### Input material
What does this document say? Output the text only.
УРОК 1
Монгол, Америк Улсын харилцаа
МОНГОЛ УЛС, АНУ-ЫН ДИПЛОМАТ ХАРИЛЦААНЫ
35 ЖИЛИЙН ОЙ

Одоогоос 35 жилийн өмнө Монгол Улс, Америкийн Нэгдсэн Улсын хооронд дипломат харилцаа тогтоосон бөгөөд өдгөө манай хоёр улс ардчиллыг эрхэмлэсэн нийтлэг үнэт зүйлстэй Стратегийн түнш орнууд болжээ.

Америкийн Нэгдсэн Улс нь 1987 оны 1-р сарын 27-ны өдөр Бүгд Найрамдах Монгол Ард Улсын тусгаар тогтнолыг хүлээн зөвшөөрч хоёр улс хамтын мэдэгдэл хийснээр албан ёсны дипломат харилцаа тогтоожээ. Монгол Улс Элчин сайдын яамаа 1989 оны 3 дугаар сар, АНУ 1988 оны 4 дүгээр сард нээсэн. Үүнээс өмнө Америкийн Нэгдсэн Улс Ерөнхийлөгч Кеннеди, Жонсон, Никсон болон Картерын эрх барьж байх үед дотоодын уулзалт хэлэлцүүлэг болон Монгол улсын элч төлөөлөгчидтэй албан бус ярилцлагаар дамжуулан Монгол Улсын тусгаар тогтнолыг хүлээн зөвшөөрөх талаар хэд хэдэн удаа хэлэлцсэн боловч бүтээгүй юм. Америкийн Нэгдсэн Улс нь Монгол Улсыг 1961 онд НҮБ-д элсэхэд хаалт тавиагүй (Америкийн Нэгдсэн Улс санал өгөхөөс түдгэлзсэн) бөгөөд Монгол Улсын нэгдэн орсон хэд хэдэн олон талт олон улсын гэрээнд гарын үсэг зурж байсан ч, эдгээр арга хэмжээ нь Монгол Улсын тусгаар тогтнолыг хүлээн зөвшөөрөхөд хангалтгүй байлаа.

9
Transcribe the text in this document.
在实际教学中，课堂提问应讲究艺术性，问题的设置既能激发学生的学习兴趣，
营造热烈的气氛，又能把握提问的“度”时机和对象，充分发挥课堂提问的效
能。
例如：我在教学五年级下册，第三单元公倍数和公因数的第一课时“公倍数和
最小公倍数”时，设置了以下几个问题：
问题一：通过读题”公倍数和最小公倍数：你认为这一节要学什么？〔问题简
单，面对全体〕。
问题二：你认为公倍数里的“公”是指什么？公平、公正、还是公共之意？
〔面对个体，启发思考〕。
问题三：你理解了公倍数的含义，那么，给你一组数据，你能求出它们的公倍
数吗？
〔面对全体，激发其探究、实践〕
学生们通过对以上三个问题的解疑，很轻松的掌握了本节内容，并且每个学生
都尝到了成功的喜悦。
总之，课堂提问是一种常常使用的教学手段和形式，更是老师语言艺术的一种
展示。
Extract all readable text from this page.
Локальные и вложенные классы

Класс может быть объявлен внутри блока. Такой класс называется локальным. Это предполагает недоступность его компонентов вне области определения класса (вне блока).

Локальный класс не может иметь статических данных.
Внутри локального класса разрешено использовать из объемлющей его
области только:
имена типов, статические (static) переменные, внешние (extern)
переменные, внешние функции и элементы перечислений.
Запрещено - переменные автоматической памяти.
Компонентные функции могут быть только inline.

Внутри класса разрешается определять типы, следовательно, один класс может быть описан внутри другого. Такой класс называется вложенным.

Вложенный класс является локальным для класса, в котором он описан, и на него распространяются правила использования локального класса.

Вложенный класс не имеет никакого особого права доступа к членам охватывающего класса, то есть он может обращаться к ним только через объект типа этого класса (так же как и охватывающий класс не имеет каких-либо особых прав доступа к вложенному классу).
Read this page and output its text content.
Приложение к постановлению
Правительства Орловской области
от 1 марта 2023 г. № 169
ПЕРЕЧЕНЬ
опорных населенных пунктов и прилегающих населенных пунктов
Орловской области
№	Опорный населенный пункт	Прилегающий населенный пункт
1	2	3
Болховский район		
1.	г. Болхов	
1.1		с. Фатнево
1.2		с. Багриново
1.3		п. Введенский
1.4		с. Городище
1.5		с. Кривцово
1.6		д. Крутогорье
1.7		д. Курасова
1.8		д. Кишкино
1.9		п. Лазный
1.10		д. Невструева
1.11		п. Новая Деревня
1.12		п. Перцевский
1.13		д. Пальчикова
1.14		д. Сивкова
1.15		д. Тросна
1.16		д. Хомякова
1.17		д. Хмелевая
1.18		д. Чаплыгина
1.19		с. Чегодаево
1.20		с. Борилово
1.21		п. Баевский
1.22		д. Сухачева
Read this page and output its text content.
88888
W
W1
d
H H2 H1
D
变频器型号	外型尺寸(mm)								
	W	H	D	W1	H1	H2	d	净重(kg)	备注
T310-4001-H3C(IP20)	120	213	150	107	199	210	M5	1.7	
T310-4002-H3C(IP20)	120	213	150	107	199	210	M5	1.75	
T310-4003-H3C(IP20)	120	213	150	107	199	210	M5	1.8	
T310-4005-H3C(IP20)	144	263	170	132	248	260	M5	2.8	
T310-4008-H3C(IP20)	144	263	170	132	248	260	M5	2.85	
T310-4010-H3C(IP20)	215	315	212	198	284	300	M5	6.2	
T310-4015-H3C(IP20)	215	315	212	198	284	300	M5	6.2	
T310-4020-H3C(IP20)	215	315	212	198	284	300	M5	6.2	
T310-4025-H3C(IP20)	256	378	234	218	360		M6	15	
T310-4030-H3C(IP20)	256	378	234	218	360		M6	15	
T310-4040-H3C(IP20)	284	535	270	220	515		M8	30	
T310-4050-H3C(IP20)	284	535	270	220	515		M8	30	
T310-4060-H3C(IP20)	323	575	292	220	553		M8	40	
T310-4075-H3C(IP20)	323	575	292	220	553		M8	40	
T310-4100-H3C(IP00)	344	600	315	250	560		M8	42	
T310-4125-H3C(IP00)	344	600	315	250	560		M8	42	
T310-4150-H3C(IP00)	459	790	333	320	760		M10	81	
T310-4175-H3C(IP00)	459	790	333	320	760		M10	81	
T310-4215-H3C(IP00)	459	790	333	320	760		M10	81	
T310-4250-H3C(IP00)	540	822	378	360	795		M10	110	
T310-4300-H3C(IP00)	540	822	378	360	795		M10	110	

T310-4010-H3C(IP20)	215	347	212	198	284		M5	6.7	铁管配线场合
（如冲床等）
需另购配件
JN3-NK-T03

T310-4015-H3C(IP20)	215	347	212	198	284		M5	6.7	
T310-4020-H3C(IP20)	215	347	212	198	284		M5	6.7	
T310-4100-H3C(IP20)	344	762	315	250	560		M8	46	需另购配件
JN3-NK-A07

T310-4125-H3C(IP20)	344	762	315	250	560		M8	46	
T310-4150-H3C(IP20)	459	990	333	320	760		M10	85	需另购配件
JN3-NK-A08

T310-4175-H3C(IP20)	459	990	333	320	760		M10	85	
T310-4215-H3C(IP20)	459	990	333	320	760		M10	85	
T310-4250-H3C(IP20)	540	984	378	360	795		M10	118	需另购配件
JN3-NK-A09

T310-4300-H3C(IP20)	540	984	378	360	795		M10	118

### Task
The entries above must be returned exactly.

### Task result
What does this document say? Output the text only.
УРОК 1
Монгол, Америк Улсын харилцаа
МОНГОЛ УЛС, АНУ-ЫН ДИПЛОМАТ ХАРИЛЦААНЫ
35 ЖИЛИЙН ОЙ

Одоогоос 35 жилийн өмнө Монгол Улс, Америкийн Нэгдсэн Улсын хооронд дипломат харилцаа тогтоосон бөгөөд өдгөө манай хоёр улс ардчиллыг эрхэмлэсэн нийтлэг үнэт зүйлстэй Стратегийн түнш орнууд болжээ.

Америкийн Нэгдсэн Улс нь 1987 оны 1-р сарын 27-ны өдөр Бүгд Найрамдах Монгол Ард Улсын тусгаар тогтнолыг хүлээн зөвшөөрч хоёр улс хамтын мэдэгдэл хийснээр албан ёсны дипломат харилцаа тогтоожээ. Монгол Улс Элчин сайдын яамаа 1989 оны 3 дугаар сар, АНУ 1988 оны 4 дүгээр сард нээсэн. Үүнээс өмнө Америкийн Нэгдсэн Улс Ерөнхийлөгч Кеннеди, Жонсон, Никсон болон Картерын эрх барьж байх үед дотоодын уулзалт хэлэлцүүлэг болон Монгол улсын элч төлөөлөгчидтэй албан бус ярилцлагаар дамжуулан Монгол Улсын тусгаар тогтнолыг хүлээн зөвшөөрөх талаар хэд хэдэн удаа хэлэлцсэн боловч бүтээгүй юм. Америкийн Нэгдсэн Улс нь Монгол Улсыг 1961 онд НҮБ-д элсэхэд хаалт тавиагүй (Америкийн Нэгдсэн Улс санал өгөхөөс түдгэлзсэн) бөгөөд Монгол Улсын нэгдэн орсон хэд хэдэн олон талт олон улсын гэрээнд гарын үсэг зурж байсан ч, эдгээр арга хэмжээ нь Монгол Улсын тусгаар тогтнолыг хүлээн зөвшөөрөхөд хангалтгүй байлаа.

9
Transcribe the text in this document.
在实际教学中，课堂提问应讲究艺术性，问题的设置既能激发学生的学习兴趣，
营造热烈的气氛，又能把握提问的“度”时机和对象，充分发挥课堂提问的效
能。
例如：我在教学五年级下册，第三单元公倍数和公因数的第一课时“公倍数和
最小公倍数”时，设置了以下几个问题：
问题一：通过读题”公倍数和最小公倍数：你认为这一节要学什么？〔问题简
单，面对全体〕。
问题二：你认为公倍数里的“公”是指什么？公平、公正、还是公共之意？
〔面对个体，启发思考〕。
问题三：你理解了公倍数的含义，那么，给你一组数据，你能求出它们的公倍
数吗？
〔面对全体，激发其探究、实践〕
学生们通过对以上三个问题的解疑，很轻松的掌握了本节内容，并且每个学生
都尝到了成功的喜悦。
总之，课堂提问是一种常常使用的教学手段和形式，更是老师语言艺术的一种
展示。
Extract all readable text from this page.
Локальные и вложенные классы

Класс может быть объявлен внутри блока. Такой класс называется локальным. Это предполагает недоступность его компонентов вне области определения класса (вне блока).

Локальный класс не может иметь статических данных.
Внутри локального класса разрешено использовать из объемлющей его
области только:
имена типов, статические (static) переменные, внешние (extern)
переменные, внешние функции и элементы перечислений.
Запрещено - переменные автоматической памяти.
Компонентные функции могут быть только inline.

Внутри класса разрешается определять типы, следовательно, один класс может быть описан внутри другого. Такой класс называется вложенным.

Вложенный класс является локальным для класса, в котором он описан, и на него распространяются правила использования локального класса.

Вложенный класс не имеет никакого особого права доступа к членам охватывающего класса, то есть он может обращаться к ним только через объект типа этого класса (так же как и охватывающий класс не имеет каких-либо особых прав доступа к вложенному классу).
Read this page and output its text content.
Приложение к постановлению
Правительства Орловской области
от 1 марта 2023 г. № 169
ПЕРЕЧЕНЬ
опорных населенных пунктов и прилегающих населенных пунктов
Орловской области
№	Опорный населенный пункт	Прилегающий населенный пункт
1	2	3
Болховский район		
1.	г. Болхов	
1.1		с. Фатнево
1.2		с. Багриново
1.3		п. Введенский
1.4		с. Городище
1.5		с. Кривцово
1.6		д. Крутогорье
1.7		д. Курасова
1.8		д. Кишкино
1.9		п. Лазный
1.10		д. Невструева
1.11		п. Новая Деревня
1.12		п. Перцевский
1.13		д. Пальчикова
1.14		д. Сивкова
1.15		д. Тросна
1.16		д. Хомякова
1.17		д. Хмелевая
1.18		д. Чаплыгина
1.19		с. Чегодаево
1.20		с. Борилово
1.21		п. Баевский
1.22		д. Сухачева
Read this page and output its text content.
88888
W
W1
d
H H2 H1
D
变频器型号	外型尺寸(mm)								
	W	H	D	W1	H1	H2	d	净重(kg)	备注
T310-4001-H3C(IP20)	120	213	150	107	199	210	M5	1.7	
T310-4002-H3C(IP20)	120	213	150	107	199	210	M5	1.75	
T310-4003-H3C(IP20)	120	213	150	107	199	210	M5	1.8	
T310-4005-H3C(IP20)	144	263	170	132	248	260	M5	2.8	
T310-4008-H3C(IP20)	144	263	170	132	248	260	M5	2.85	
T310-4010-H3C(IP20)	215	315	212	198	284	300	M5	6.2	
T310-4015-H3C(IP20)	215	315	212	198	284	300	M5	6.2	
T310-4020-H3C(IP20)	215	315	212	198	284	300	M5	6.2	
T310-4025-H3C(IP20)	256	378	234	218	360		M6	15	
T310-4030-H3C(IP20)	256	378	234	218	360		M6	15	
T310-4040-H3C(IP20)	284	535	270	220	515		M8	30	
T310-4050-H3C(IP20)	284	535	270	220	515		M8	30	
T310-4060-H3C(IP20)	323	575	292	220	553		M8	40	
T310-4075-H3C(IP20)	323	575	292	220	553		M8	40	
T310-4100-H3C(IP00)	344	600	315	250	560		M8	42	
T310-4125-H3C(IP00)	344	600	315	250	560		M8	42	
T310-4150-H3C(IP00)	459	790	333	320	760		M10	81	
T310-4175-H3C(IP00)	459	790	333	320	760		M10	81	
T310-4215-H3C(IP00)	459	790	333	320	760		M10	81	
T310-4250-H3C(IP00)	540	822	378	360	795		M10	110	
T310-4300-H3C(IP00)	540	822	378	360	795		M10	110	

T310-4010-H3C(IP20)	215	347	212	198	284		M5	6.7	铁管配线场合
（如冲床等）
需另购配件
JN3-NK-T03

T310-4015-H3C(IP20)	215	347	212	198	284		M5	6.7	
T310-4020-H3C(IP20)	215	347	212	198	284		M5	6.7	
T310-4100-H3C(IP20)	344	762	315	250	560		M8	46	需另购配件
JN3-NK-A07

T310-4125-H3C(IP20)	344	762	315	250	560		M8	46	
T310-4150-H3C(IP20)	459	990	333	320	760		M10	85	需另购配件
JN3-NK-A08

T310-4175-H3C(IP20)	459	990	333	320	760		M10	85	
T310-4215-H3C(IP20)	459	990	333	320	760		M10	85	
T310-4250-H3C(IP20)	540	984	378	360	795		M10	118	需另购配件
JN3-NK-A09

T310-4300-H3C(IP20)	540	984	378	360	795		M10	118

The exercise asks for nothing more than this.